━━ RECORDED INFORMATION

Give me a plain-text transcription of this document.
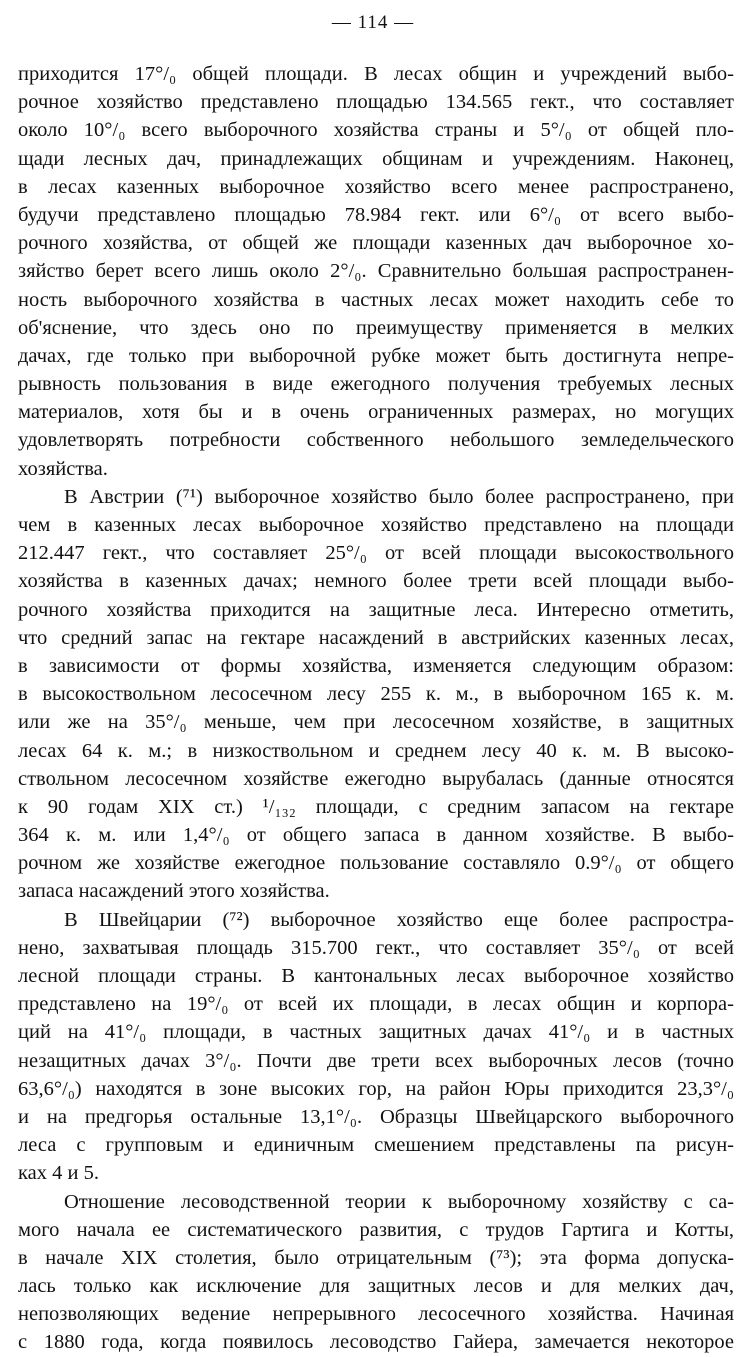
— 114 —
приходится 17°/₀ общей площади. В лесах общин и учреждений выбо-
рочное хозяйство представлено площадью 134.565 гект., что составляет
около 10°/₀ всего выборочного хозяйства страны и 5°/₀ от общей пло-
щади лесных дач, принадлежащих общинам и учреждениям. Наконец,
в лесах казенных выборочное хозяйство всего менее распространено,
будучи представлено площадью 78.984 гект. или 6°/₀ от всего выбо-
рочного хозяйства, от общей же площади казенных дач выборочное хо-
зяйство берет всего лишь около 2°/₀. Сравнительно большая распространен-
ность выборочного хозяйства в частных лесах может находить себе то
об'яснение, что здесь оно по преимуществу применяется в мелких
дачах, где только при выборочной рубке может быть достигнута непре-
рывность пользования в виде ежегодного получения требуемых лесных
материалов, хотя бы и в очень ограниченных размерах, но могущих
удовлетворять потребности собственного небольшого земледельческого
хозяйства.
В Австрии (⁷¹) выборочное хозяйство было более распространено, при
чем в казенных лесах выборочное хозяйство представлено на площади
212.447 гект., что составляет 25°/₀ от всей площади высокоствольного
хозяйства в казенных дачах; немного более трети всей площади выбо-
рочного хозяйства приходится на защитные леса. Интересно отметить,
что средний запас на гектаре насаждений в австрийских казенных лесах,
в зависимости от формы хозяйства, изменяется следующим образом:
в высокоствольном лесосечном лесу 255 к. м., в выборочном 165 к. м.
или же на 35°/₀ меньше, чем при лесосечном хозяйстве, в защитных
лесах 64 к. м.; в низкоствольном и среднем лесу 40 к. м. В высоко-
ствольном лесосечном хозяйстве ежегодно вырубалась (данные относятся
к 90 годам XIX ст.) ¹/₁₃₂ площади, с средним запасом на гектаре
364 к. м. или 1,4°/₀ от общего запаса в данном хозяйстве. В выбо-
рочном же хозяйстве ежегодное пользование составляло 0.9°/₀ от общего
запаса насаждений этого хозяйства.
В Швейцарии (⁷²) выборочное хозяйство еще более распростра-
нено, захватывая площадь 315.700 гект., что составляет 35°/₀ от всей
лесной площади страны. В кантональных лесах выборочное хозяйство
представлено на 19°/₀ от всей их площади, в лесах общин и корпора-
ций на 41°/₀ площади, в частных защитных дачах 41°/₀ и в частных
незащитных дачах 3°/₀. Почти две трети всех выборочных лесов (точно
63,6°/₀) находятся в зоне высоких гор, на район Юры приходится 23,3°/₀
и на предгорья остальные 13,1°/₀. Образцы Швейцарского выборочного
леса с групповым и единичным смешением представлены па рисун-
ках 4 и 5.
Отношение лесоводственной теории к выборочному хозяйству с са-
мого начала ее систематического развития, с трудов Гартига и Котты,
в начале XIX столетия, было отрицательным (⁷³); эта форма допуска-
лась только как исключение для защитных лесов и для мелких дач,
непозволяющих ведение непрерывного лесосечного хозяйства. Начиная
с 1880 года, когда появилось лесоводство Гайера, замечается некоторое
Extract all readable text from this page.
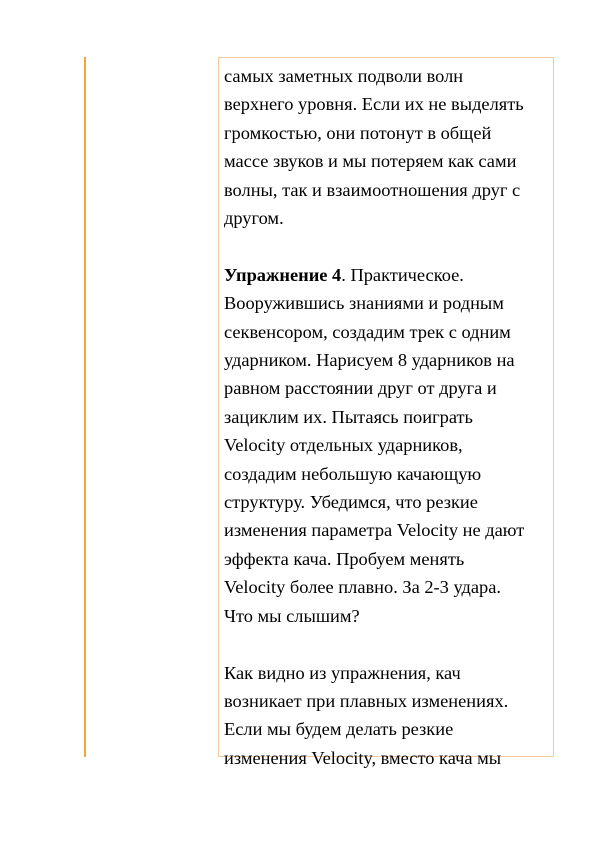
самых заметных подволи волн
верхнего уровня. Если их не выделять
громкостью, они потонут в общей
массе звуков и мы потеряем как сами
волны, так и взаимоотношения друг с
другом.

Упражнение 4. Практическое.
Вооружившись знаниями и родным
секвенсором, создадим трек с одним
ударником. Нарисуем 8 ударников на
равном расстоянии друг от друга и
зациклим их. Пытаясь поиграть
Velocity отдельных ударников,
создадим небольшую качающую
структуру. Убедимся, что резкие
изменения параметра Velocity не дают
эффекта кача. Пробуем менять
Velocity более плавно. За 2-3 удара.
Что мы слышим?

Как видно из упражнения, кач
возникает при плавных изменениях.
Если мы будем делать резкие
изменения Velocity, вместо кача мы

━━━━

#### [AIM]
Write down only the number of lines that contain the string "общего" in the listing.

#### [TASK RESPONSE]
2